■ Exercise input ■
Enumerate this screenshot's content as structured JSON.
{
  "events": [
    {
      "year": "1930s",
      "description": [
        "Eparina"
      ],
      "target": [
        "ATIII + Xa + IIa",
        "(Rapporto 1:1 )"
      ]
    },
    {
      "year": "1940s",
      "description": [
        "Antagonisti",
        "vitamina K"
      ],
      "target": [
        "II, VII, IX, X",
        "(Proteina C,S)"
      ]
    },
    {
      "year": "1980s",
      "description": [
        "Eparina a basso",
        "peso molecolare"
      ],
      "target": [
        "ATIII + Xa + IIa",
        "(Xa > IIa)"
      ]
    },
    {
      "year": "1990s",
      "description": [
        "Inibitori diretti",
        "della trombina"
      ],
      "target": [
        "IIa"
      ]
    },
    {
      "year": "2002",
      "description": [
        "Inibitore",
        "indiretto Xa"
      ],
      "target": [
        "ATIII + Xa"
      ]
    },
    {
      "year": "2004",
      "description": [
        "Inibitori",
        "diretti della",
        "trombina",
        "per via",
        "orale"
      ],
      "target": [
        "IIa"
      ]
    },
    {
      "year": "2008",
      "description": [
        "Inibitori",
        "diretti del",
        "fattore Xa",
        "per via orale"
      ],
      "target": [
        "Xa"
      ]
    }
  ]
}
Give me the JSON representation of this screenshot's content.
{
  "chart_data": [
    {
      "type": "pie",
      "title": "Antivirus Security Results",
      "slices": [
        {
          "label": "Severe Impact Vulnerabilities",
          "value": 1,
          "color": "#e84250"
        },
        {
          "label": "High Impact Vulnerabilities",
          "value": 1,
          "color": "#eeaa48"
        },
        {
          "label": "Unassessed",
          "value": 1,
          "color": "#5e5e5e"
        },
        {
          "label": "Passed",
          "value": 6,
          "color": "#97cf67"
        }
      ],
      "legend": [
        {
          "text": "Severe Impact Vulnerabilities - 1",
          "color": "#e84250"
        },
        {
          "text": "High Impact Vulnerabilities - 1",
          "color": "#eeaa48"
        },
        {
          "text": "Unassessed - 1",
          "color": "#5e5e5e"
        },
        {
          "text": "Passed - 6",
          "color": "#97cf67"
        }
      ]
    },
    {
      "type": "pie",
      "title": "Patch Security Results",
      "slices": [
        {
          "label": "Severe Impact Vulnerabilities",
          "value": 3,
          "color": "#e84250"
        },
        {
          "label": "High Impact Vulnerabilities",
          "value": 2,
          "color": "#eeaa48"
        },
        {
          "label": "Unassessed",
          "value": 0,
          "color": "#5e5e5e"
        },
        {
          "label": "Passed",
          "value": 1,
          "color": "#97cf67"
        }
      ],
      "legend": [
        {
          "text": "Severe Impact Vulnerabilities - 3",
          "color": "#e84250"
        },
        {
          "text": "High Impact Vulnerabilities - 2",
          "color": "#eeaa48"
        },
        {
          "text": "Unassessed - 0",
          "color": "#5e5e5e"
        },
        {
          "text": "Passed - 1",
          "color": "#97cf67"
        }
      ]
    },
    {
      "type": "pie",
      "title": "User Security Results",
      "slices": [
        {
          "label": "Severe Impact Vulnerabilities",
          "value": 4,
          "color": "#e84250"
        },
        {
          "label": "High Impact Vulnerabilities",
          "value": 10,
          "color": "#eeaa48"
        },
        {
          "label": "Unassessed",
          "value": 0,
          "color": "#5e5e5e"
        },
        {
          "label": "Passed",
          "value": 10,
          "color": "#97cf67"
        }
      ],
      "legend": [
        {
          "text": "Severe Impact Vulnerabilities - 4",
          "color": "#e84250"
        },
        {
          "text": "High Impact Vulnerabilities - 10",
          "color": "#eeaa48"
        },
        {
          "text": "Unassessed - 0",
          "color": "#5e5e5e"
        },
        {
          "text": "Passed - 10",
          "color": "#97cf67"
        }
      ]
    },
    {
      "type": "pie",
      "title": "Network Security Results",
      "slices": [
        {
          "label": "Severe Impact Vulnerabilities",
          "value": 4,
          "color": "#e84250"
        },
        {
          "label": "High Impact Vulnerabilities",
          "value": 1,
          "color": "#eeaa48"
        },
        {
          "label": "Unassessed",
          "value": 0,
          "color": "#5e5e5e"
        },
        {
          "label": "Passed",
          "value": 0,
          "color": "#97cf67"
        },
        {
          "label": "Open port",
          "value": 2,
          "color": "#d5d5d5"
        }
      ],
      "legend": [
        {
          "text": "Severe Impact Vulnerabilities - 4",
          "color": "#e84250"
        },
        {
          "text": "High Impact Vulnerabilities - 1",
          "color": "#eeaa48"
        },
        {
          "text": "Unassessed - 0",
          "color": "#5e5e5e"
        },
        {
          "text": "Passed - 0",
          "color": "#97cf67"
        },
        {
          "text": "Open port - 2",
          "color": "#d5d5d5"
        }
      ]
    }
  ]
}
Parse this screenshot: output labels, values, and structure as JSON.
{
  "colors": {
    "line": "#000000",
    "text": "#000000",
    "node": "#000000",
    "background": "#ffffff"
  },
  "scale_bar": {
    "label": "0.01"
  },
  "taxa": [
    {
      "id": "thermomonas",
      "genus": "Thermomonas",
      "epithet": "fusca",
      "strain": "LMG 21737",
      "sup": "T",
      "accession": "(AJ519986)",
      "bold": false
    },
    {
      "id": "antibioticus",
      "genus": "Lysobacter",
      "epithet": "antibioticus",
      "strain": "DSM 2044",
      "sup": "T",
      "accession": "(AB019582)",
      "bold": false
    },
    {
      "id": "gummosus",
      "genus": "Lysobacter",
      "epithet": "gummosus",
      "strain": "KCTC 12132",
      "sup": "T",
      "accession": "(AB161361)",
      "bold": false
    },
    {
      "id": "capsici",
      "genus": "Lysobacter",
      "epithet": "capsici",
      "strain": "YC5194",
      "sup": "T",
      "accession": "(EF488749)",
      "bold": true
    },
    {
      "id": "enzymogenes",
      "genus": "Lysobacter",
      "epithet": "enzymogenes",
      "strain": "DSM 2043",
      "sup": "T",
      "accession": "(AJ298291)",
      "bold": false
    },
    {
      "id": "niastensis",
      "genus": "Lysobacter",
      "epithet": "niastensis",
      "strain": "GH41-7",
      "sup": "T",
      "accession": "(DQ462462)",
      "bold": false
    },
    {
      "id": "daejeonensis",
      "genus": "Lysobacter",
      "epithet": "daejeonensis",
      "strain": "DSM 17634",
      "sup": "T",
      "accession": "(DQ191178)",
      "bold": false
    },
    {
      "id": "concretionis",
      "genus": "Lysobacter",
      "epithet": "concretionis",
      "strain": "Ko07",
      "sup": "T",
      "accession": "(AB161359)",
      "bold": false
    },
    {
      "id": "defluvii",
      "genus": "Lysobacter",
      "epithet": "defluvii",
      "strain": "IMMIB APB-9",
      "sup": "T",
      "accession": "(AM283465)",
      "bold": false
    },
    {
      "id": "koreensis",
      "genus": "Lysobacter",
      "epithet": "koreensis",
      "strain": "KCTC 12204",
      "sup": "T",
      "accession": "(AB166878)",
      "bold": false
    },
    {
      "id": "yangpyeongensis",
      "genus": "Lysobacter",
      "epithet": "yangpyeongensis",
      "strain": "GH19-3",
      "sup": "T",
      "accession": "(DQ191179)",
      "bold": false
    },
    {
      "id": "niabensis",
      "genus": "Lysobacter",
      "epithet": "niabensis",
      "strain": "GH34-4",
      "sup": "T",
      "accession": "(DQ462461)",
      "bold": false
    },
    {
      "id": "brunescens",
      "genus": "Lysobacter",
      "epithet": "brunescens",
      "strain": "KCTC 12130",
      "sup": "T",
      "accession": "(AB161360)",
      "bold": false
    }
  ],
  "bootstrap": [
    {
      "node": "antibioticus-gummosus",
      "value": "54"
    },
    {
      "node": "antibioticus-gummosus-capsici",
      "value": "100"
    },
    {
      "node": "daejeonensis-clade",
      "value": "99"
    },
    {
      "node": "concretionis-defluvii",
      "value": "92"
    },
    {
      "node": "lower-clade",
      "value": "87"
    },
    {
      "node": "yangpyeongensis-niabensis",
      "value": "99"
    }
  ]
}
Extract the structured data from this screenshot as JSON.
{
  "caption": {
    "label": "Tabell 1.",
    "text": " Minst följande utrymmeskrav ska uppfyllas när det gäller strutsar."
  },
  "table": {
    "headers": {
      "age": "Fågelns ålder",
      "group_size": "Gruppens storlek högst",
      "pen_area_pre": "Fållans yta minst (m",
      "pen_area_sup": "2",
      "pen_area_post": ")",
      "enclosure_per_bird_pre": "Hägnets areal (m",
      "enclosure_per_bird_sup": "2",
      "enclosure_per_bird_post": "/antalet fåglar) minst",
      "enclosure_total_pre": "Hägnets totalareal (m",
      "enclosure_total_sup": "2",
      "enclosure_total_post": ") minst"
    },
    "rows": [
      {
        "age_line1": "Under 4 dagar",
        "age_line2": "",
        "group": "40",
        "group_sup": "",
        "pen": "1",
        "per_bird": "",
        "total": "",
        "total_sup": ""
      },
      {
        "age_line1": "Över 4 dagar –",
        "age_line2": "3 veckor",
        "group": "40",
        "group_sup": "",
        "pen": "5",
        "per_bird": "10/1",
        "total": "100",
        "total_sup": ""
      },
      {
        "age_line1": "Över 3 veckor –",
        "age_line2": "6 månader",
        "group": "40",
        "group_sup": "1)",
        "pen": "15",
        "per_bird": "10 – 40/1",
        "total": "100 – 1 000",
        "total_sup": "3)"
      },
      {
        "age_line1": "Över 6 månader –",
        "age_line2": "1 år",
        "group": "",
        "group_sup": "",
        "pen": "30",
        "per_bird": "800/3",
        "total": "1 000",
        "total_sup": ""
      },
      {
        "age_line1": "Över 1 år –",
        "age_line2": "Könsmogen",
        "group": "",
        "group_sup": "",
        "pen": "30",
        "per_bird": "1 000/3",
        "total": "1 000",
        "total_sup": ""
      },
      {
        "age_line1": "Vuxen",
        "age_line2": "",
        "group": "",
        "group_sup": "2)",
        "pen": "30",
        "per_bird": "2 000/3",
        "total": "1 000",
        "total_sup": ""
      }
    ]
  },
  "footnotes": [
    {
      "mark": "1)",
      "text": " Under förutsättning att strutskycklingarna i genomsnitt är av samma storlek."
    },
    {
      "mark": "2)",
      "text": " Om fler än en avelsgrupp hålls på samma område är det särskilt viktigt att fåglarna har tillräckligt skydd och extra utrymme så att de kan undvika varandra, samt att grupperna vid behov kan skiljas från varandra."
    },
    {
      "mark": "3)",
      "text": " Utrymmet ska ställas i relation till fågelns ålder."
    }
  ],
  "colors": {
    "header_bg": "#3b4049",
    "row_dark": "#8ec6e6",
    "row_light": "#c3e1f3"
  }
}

■ About this exercise ■
The answer should be a single number: how many lines in the records contain "capsici".

■ Result for this exercise ■
3